Problem description ::
Report back each line of the records that contains the string "months".

Available records ::
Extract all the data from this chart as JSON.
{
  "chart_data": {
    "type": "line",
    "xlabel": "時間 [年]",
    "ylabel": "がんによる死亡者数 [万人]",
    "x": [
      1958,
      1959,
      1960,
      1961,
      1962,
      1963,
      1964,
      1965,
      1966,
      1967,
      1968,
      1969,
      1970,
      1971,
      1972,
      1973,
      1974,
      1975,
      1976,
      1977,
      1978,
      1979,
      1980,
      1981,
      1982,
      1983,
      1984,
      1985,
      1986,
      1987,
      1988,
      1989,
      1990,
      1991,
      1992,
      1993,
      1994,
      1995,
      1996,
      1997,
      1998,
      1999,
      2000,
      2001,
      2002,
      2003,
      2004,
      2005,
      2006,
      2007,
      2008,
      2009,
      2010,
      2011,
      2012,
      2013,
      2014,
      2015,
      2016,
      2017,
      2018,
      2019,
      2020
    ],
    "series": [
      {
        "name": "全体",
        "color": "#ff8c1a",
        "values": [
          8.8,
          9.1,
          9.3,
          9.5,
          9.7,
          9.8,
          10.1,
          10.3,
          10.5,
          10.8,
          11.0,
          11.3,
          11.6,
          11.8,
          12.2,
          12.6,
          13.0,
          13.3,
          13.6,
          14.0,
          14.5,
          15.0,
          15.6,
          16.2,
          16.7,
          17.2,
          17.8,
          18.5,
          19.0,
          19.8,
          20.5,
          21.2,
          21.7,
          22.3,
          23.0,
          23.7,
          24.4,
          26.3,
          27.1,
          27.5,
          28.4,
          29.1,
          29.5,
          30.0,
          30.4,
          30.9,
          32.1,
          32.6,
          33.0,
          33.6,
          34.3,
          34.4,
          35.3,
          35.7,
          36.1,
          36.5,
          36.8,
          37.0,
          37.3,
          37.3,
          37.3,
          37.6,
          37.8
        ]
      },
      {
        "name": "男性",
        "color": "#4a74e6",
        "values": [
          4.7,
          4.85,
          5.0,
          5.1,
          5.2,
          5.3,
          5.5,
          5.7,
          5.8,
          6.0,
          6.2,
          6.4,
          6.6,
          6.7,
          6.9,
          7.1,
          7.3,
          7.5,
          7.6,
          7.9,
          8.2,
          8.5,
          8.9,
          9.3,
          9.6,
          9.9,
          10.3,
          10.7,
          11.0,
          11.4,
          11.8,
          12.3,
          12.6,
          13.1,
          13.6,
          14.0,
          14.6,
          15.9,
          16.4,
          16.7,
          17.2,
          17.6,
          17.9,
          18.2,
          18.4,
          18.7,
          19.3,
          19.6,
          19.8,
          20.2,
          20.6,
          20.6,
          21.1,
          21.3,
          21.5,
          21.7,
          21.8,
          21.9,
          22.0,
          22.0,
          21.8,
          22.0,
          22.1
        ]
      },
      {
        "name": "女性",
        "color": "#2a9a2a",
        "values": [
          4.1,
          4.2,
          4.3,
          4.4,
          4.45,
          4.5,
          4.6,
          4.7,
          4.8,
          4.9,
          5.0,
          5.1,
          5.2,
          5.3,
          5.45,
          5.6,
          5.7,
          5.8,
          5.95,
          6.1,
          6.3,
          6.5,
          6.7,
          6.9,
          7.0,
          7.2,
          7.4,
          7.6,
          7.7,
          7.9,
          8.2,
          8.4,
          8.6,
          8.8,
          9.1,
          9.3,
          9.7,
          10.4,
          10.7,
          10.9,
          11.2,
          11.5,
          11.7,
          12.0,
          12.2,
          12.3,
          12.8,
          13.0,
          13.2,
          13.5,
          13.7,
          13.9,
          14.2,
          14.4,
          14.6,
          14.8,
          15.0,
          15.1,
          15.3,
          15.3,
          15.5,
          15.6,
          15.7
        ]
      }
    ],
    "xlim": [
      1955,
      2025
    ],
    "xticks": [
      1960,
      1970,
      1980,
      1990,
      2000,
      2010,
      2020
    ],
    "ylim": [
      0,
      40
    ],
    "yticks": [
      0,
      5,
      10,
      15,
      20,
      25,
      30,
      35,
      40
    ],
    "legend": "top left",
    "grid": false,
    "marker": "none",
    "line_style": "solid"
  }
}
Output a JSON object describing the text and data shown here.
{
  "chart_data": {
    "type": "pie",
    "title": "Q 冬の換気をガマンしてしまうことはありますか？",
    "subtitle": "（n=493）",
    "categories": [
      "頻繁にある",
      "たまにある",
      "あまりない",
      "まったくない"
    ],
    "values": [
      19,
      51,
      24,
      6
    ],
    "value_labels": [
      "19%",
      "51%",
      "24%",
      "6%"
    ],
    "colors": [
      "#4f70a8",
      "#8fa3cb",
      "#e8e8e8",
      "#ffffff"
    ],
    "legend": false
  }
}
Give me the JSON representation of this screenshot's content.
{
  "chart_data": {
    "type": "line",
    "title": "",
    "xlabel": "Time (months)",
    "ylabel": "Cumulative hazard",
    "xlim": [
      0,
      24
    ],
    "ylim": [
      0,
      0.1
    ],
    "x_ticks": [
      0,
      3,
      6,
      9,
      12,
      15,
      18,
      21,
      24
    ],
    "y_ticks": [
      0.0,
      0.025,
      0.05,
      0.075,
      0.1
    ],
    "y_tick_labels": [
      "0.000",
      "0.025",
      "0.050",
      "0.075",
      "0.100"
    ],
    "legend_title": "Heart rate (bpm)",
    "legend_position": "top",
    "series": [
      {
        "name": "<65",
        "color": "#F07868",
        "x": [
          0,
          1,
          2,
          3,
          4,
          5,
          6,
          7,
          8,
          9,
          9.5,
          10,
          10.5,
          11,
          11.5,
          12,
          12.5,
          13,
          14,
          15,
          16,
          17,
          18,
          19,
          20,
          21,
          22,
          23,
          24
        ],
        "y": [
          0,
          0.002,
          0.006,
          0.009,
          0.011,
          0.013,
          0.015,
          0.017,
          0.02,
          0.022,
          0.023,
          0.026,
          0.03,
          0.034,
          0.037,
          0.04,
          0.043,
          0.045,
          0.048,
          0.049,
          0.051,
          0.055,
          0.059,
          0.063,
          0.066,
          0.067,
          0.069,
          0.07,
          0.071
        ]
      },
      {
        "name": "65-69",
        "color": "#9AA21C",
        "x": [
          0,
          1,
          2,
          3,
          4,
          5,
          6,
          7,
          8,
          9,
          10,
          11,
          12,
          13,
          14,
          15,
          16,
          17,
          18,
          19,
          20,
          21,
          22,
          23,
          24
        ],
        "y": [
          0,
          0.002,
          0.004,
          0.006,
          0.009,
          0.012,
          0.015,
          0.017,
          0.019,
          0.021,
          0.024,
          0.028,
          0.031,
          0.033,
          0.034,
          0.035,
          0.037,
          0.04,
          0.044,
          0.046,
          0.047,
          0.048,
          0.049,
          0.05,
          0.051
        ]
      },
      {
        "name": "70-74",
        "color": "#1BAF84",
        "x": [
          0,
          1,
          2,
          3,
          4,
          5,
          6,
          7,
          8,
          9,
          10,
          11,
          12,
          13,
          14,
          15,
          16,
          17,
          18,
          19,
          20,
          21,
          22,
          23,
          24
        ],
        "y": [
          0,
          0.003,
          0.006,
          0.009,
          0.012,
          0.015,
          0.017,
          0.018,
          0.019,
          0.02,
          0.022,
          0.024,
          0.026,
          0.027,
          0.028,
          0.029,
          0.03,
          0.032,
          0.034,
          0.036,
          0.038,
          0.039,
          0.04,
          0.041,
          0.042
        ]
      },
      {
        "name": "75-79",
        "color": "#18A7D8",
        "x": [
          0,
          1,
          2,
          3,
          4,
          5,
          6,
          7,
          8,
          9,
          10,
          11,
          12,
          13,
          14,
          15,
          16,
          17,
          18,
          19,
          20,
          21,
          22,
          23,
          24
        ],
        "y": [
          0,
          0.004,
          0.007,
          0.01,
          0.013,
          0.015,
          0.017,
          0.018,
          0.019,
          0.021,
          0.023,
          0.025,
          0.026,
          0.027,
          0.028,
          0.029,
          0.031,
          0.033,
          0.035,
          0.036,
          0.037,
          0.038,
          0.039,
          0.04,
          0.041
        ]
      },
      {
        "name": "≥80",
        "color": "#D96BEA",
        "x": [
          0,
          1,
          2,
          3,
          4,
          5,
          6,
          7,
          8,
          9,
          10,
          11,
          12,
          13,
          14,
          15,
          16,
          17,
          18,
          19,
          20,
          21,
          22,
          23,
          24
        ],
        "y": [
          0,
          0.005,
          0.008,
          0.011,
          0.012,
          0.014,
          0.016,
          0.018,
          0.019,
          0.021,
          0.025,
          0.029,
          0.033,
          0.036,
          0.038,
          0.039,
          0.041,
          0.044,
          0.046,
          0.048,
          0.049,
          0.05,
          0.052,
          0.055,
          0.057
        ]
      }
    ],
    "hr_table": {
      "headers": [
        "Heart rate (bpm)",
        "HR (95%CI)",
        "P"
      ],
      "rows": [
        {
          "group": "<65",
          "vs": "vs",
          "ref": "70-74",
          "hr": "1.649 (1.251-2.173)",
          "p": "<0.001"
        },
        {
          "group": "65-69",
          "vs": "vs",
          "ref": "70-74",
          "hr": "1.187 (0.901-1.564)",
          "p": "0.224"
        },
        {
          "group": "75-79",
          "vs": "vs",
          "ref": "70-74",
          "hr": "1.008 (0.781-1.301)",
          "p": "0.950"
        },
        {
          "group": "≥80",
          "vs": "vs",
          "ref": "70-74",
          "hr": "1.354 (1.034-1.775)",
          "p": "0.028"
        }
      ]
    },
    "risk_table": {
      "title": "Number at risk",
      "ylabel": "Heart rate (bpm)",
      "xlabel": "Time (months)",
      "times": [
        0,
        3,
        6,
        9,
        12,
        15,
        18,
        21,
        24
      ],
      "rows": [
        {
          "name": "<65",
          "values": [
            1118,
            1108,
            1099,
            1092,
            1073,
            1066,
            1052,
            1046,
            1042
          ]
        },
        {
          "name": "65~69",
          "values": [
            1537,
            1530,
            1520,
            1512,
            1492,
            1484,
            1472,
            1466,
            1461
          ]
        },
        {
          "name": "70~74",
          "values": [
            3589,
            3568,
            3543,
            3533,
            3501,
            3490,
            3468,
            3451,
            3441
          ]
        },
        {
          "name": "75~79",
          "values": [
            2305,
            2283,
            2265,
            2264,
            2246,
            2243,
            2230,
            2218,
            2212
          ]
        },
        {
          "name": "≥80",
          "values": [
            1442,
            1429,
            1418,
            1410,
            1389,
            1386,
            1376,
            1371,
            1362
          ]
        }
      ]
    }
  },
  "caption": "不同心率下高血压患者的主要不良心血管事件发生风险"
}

Written answer ::
    "xlabel": "Time (months)",
      "xlabel": "Time (months)",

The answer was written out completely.